Starting at the top of the listing and going through the line with "- lot-size-field: ▲ ▼: [51, 46, 215, 66]", swap "timeframe-button" for "period-button" and write those lines out again with nothing else changed.
[Begin RECORDS SUPPLIED]
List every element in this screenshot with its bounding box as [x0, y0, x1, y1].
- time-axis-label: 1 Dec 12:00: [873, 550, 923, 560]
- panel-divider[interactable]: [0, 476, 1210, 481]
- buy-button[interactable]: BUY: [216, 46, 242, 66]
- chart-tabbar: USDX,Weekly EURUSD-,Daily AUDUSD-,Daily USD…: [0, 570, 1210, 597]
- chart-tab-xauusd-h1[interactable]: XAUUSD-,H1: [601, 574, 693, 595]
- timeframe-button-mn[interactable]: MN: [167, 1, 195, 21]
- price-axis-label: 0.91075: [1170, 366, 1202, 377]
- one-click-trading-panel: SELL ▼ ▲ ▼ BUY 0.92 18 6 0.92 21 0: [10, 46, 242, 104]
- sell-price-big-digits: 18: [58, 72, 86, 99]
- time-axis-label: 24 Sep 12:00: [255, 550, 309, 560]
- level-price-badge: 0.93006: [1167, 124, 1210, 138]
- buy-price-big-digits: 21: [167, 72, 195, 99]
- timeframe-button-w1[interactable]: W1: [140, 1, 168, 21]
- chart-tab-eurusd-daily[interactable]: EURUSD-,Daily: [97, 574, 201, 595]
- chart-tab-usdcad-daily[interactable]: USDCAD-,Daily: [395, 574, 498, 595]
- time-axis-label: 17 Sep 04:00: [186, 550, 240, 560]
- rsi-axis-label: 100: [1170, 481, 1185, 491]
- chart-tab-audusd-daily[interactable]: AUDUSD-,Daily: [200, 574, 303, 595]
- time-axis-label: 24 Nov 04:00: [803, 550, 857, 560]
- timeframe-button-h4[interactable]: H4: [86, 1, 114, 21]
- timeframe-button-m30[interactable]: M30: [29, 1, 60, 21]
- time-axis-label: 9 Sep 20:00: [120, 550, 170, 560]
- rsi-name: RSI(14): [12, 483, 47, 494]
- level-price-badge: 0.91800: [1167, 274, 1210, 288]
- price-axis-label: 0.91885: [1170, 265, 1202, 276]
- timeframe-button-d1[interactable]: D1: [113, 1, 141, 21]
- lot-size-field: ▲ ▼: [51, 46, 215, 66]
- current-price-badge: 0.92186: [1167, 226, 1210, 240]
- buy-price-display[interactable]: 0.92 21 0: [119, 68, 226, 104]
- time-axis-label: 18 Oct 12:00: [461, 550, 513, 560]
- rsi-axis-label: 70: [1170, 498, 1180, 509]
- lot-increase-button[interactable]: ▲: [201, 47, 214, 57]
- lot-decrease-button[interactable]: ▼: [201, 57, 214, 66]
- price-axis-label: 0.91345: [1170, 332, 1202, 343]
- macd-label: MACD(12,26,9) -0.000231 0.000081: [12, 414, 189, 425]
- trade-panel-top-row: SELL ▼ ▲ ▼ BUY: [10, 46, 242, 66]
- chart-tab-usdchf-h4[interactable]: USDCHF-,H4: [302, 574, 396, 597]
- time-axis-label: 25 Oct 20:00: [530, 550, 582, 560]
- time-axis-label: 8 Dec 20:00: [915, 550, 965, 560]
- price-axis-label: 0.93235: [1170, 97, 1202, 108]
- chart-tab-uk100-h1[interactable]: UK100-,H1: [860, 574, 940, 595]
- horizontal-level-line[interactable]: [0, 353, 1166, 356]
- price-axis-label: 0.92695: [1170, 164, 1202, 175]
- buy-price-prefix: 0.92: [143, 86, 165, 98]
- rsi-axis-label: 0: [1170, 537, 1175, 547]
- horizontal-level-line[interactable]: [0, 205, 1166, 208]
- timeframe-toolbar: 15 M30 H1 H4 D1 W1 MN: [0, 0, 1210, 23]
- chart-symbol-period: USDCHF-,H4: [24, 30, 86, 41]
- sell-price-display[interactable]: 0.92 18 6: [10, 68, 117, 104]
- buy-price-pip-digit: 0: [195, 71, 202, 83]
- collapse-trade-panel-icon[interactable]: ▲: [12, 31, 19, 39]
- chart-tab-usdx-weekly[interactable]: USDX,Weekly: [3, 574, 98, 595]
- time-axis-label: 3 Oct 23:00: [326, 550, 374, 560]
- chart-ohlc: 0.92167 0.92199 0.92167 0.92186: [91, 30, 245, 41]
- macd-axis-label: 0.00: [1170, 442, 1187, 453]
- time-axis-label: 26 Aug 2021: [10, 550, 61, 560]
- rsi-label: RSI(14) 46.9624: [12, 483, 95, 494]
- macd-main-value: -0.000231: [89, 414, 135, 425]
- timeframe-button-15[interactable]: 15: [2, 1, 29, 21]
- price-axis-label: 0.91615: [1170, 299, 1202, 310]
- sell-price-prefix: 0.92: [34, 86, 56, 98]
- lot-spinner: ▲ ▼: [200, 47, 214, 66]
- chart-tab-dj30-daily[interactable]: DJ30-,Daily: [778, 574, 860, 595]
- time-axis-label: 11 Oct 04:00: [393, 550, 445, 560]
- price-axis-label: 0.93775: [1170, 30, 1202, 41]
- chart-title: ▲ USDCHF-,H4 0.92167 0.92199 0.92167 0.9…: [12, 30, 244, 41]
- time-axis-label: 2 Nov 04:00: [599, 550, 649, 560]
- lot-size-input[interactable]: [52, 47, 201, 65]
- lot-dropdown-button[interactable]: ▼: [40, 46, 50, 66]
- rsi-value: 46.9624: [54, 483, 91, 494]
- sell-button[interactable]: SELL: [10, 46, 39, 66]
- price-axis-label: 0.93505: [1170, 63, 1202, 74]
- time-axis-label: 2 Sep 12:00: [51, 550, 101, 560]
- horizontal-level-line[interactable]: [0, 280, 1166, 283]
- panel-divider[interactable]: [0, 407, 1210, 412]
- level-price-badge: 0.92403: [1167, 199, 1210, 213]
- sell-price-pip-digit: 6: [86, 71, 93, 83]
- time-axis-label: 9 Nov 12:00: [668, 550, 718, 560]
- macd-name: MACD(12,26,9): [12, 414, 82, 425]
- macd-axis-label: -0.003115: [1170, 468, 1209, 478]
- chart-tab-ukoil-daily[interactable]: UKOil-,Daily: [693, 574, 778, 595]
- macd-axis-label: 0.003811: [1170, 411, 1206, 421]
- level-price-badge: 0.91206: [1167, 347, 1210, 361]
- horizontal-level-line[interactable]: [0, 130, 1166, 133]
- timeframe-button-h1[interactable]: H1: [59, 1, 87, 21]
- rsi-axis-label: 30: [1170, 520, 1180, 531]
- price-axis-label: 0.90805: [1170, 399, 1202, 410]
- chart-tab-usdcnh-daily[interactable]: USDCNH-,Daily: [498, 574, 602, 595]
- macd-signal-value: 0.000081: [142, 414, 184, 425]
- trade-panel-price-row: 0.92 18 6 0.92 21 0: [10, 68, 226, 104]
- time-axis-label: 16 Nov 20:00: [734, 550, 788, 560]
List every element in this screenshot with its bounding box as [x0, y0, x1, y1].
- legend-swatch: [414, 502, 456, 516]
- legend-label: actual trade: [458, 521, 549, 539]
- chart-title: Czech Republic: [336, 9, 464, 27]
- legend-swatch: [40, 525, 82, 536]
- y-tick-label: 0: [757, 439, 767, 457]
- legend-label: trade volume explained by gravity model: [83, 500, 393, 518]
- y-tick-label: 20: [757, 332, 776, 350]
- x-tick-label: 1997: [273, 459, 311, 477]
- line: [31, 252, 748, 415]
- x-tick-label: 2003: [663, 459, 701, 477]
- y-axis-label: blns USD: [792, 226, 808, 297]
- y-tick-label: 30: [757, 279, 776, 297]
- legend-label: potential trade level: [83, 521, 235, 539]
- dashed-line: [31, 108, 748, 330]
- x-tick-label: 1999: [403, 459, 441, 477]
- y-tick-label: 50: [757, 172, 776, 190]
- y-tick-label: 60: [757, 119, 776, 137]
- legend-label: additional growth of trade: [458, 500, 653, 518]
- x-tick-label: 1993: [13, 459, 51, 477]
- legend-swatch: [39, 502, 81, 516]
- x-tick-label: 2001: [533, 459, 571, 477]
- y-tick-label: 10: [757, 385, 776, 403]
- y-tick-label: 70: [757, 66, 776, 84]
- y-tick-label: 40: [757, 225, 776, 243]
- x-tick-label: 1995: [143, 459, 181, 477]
[End RECORDS SUPPLIED]
- THE SOLUTION:
List every element in this screenshot with its bounding box as [x0, y0, x1, y1].
- time-axis-label: 1 Dec 12:00: [873, 550, 923, 560]
- panel-divider[interactable]: [0, 476, 1210, 481]
- buy-button[interactable]: BUY: [216, 46, 242, 66]
- chart-tabbar: USDX,Weekly EURUSD-,Daily AUDUSD-,Daily USD…: [0, 570, 1210, 597]
- chart-tab-xauusd-h1[interactable]: XAUUSD-,H1: [601, 574, 693, 595]
- period-button-mn[interactable]: MN: [167, 1, 195, 21]
- price-axis-label: 0.91075: [1170, 366, 1202, 377]
- one-click-trading-panel: SELL ▼ ▲ ▼ BUY 0.92 18 6 0.92 21 0: [10, 46, 242, 104]
- sell-price-big-digits: 18: [58, 72, 86, 99]
- time-axis-label: 24 Sep 12:00: [255, 550, 309, 560]
- level-price-badge: 0.93006: [1167, 124, 1210, 138]
- buy-price-big-digits: 21: [167, 72, 195, 99]
- period-button-w1[interactable]: W1: [140, 1, 168, 21]
- chart-tab-eurusd-daily[interactable]: EURUSD-,Daily: [97, 574, 201, 595]
- chart-tab-usdcad-daily[interactable]: USDCAD-,Daily: [395, 574, 498, 595]
- time-axis-label: 17 Sep 04:00: [186, 550, 240, 560]
- rsi-axis-label: 100: [1170, 481, 1185, 491]
- chart-tab-audusd-daily[interactable]: AUDUSD-,Daily: [200, 574, 303, 595]
- time-axis-label: 24 Nov 04:00: [803, 550, 857, 560]
- period-button-h4[interactable]: H4: [86, 1, 114, 21]
- period-button-m30[interactable]: M30: [29, 1, 60, 21]
- time-axis-label: 9 Sep 20:00: [120, 550, 170, 560]
- rsi-name: RSI(14): [12, 483, 47, 494]
- level-price-badge: 0.91800: [1167, 274, 1210, 288]
- price-axis-label: 0.91885: [1170, 265, 1202, 276]
- period-button-d1[interactable]: D1: [113, 1, 141, 21]
- lot-size-field: ▲ ▼: [51, 46, 215, 66]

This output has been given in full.